SELECTED TEXT:
Career Quips is a career blog, which makes in-depth studies on career exams and provides the job-hunters with study materials for preparation of the same. In last two years of existence, this blog has never published any non-career article.
However I feel even the most-hungry-for-job candidate also needs a break from job-hunting and therefore this travelogue is being written as a weekend reading! I also could not help writing about such a good place I visited and the good people I met, for I feel all the world should know about them…
This paradise on earth is Mizoram (in North East India) and the good people I talk about is - the Mizos. For the last one year, my official commitment takes me through the serpentine roads of Mizo hills and I would like to just share with you the three counts of virtues I found in these people.
First: The eternal lover:
You would be surprised to know that Aizawl, the capital of Mizoram has its own Tajmahal – a pure white marble monument, built by K. Chhawnthuama in memory of his late wife Rosanpuii Varte, who expired on November 27, 2001 in a motor accident. The monument stands tall and beautiful in a serene environment in Durtlang, just in the outskirt of Aizwal town.
Fresh flowers are laid each day in memory of her and her dresses have been kept in such a way as if the same were worn only yesterday. If you happen to be in Aizawl, this Tajmahal, named KV Paradise is a place you should visit!
Second: The disciplined man:
This may sound to you as stupid when I say you that Mizo people does not honks!
Yes, it is almost a sin to blare your car horn in Mizoram. When you are on the road, you would find complete discipline being maintained by each and every driver – there is no rash overtaking, cars in fact would stop to let you pass by in the narrow hill roads..

WRITTEN PROBLEM A: Check each statement against the Mizoram travelogue. For each, answer yes or no and quote the words from the travelogue that settle it. (i) The blog has published non-career articles before. (ii) Rosanpuii Varte died in a motor accident. (iii) The white marble monument stands in Durtlang.
WRITTEN PROBLEM B: List every driving behavior that the Mizoram travelogue gives as a sign of the discipline of drivers in Mizoram.
WRITTEN PROBLEM C: Write out the passage of the Mizoram travelogue between "First: The eternal" and "of Aizwal town.", inclusive. Replace "monument" with "memorial" everywhere it occurs in that passage.

ROWS:
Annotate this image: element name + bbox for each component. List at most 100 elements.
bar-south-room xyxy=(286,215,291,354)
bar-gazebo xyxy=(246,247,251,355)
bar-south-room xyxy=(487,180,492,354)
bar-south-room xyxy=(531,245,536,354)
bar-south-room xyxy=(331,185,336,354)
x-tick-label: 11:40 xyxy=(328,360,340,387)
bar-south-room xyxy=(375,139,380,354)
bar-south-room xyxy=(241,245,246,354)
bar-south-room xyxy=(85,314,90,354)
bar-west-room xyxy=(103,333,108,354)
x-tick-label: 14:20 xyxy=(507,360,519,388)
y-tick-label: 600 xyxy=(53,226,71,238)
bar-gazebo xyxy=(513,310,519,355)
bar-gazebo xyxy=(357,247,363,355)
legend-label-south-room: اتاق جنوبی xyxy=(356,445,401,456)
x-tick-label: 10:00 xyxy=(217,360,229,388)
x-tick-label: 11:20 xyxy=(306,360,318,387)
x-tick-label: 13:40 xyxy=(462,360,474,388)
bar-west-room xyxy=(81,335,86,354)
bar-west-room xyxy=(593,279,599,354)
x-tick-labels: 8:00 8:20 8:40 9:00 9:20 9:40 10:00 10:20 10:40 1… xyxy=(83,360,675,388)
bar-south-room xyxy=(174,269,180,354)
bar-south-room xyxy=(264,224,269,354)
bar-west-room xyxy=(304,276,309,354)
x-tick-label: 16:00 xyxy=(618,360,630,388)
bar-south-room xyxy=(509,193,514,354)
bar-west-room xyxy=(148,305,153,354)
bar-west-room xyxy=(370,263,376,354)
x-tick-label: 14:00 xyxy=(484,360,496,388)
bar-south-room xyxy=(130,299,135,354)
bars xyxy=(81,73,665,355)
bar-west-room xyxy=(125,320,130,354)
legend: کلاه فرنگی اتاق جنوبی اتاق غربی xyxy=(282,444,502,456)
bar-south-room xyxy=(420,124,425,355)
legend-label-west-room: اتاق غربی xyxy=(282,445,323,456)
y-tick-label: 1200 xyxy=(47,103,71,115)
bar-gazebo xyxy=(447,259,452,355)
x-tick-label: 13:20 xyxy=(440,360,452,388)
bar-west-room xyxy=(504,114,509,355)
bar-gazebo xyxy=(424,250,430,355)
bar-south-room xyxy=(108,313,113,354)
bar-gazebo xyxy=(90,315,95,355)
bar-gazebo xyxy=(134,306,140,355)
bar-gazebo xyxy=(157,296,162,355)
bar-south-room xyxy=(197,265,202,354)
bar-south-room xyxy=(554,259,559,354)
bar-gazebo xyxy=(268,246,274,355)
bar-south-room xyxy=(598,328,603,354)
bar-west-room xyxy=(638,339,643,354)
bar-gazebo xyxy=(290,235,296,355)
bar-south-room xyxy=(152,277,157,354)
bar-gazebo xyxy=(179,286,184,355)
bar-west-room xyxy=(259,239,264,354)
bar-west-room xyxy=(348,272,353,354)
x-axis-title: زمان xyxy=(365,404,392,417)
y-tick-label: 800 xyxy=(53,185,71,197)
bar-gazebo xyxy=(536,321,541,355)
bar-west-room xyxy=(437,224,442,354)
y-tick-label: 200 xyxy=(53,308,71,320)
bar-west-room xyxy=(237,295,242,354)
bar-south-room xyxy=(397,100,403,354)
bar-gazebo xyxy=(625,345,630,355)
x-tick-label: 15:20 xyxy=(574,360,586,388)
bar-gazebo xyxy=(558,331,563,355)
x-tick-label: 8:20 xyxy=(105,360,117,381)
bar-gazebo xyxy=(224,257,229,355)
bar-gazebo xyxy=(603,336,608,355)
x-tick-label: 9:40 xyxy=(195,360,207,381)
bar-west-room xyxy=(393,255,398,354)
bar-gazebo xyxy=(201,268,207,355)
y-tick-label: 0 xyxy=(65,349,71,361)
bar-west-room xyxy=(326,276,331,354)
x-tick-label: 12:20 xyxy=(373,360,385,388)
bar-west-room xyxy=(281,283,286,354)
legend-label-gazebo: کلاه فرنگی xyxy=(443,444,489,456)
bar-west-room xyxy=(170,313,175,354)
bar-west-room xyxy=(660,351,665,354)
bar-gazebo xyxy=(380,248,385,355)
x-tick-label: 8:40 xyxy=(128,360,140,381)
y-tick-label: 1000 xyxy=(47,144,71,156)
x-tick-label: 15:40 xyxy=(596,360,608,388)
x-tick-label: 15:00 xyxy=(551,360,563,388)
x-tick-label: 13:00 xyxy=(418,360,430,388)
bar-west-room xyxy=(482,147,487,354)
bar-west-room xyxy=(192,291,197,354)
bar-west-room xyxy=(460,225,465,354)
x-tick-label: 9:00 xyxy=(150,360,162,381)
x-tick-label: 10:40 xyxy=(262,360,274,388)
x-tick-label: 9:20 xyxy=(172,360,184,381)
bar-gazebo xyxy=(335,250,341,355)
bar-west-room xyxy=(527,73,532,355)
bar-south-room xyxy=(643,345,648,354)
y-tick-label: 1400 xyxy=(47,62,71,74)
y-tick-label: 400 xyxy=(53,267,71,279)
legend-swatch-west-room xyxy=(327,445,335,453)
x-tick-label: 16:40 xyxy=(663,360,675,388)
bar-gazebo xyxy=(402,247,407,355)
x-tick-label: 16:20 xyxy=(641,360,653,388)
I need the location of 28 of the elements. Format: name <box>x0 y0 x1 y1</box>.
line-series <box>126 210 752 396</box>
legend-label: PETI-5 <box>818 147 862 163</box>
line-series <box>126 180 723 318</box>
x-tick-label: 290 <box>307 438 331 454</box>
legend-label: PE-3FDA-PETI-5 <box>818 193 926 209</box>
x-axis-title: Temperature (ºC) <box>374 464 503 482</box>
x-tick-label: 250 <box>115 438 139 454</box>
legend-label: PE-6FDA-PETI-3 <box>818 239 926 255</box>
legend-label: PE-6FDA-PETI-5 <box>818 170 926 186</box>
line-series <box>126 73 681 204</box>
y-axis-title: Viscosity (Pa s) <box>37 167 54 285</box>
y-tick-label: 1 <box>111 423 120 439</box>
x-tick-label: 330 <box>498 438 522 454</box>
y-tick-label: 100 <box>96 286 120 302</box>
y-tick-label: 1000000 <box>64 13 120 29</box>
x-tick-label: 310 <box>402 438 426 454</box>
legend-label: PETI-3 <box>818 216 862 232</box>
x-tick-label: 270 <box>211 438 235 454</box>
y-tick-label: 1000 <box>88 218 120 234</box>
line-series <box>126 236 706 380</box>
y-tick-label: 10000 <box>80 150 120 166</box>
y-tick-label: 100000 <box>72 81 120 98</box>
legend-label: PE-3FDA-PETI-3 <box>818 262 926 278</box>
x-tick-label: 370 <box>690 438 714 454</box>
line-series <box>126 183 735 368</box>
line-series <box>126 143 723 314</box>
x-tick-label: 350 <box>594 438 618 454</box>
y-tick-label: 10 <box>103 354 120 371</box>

FINAL ANSWER A:
(i) No: "this blog has never published any non-career article."
(ii) Yes: "who expired on November 27, 2001 in a motor accident."
(iii) Yes: "The monument stands tall and beautiful in a serene environment in Durtlang"

FINAL ANSWER B:
1. They do not honk. Blaring a car horn is "almost a sin."
2. There is no rash overtaking.
3. Cars stop to let others pass on the narrow hill roads.

FINAL ANSWER C:
First: The eternal lover:
You would be surprised to know that Aizawl, the capital of Mizoram has its own Tajmahal – a pure white marble memorial, built by K. Chhawnthuama in memory of his late wife Rosanpuii Varte, who expired on November 27, 2001 in a motor accident. The memorial stands tall and beautiful in a serene environment in Durtlang, just in the outskirt of Aizwal town.